▶ DATA PROVIDED:
|---|

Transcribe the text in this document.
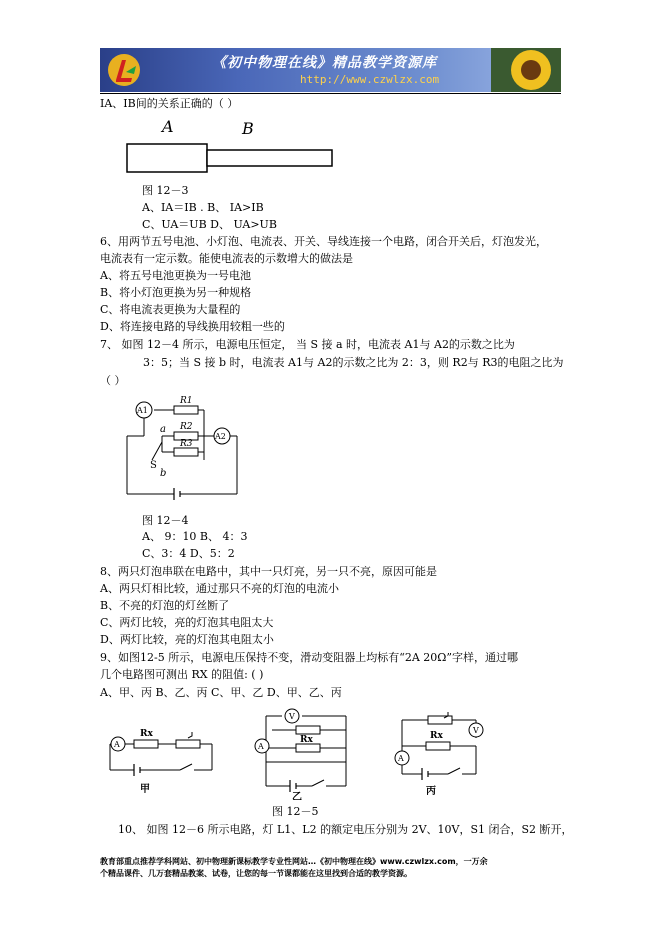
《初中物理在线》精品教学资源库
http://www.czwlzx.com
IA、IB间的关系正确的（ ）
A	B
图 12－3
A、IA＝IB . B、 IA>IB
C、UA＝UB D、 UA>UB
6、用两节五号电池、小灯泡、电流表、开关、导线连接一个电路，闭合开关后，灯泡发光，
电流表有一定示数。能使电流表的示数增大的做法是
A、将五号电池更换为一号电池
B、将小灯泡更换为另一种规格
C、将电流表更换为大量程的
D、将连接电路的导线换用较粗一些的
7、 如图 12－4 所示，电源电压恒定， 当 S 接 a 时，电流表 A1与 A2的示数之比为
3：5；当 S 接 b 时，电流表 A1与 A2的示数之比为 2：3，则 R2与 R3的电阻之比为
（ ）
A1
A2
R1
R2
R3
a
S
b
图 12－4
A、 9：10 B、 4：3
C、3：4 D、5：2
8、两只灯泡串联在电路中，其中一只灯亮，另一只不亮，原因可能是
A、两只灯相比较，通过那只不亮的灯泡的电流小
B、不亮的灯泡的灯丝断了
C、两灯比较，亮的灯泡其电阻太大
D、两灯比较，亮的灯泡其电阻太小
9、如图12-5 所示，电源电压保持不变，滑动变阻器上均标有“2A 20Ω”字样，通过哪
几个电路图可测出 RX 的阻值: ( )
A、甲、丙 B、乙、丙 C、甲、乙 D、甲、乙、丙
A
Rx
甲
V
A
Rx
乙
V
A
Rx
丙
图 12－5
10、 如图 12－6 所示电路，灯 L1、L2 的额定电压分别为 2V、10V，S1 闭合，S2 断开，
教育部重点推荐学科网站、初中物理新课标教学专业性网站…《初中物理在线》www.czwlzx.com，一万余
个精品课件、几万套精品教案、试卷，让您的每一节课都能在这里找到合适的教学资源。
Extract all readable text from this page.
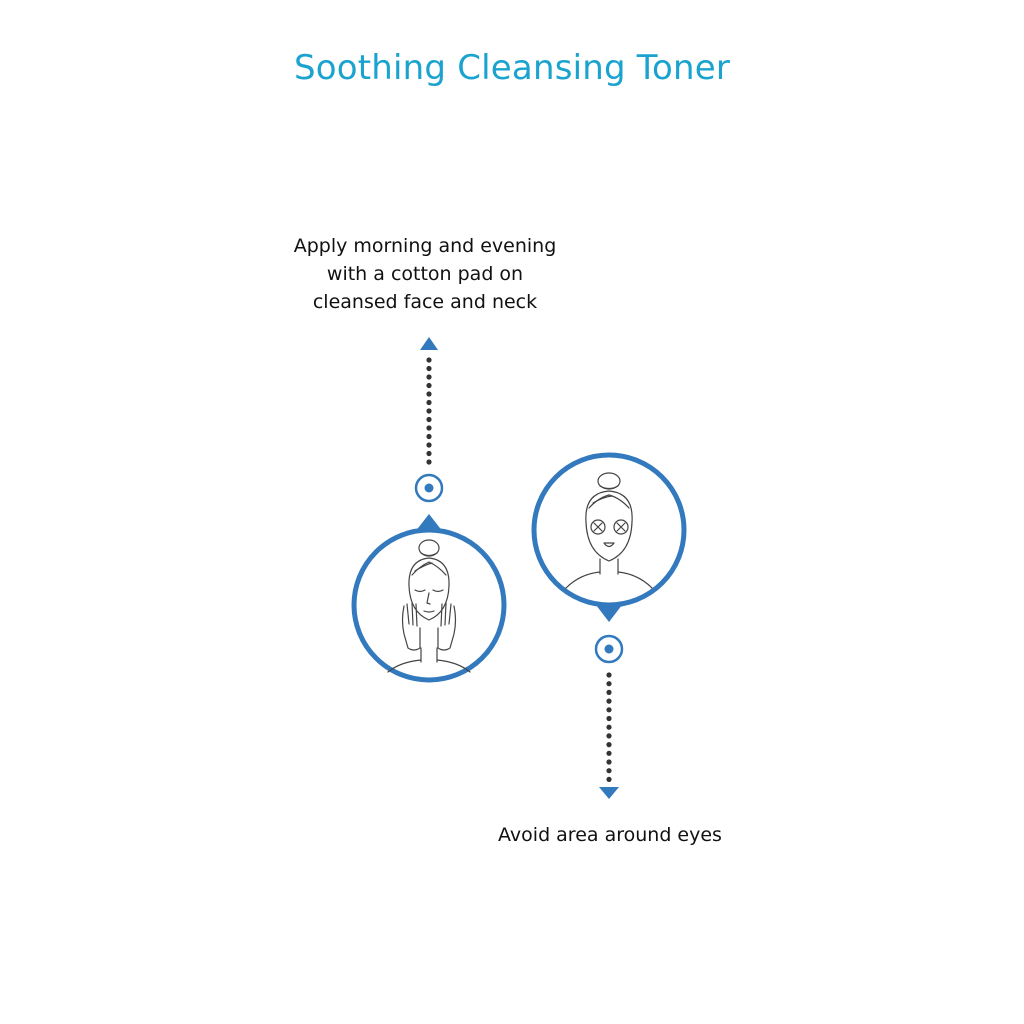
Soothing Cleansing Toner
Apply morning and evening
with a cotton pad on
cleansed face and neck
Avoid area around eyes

|---|

Write out exactly the lines from the one that contains "Extract all readable text from this page." through the last line of the data above, both included. Leave every picture out.

Extract all readable text from this page.
Soothing Cleansing Toner
Apply morning and evening
with a cotton pad on
cleansed face and neck
Avoid area around eyes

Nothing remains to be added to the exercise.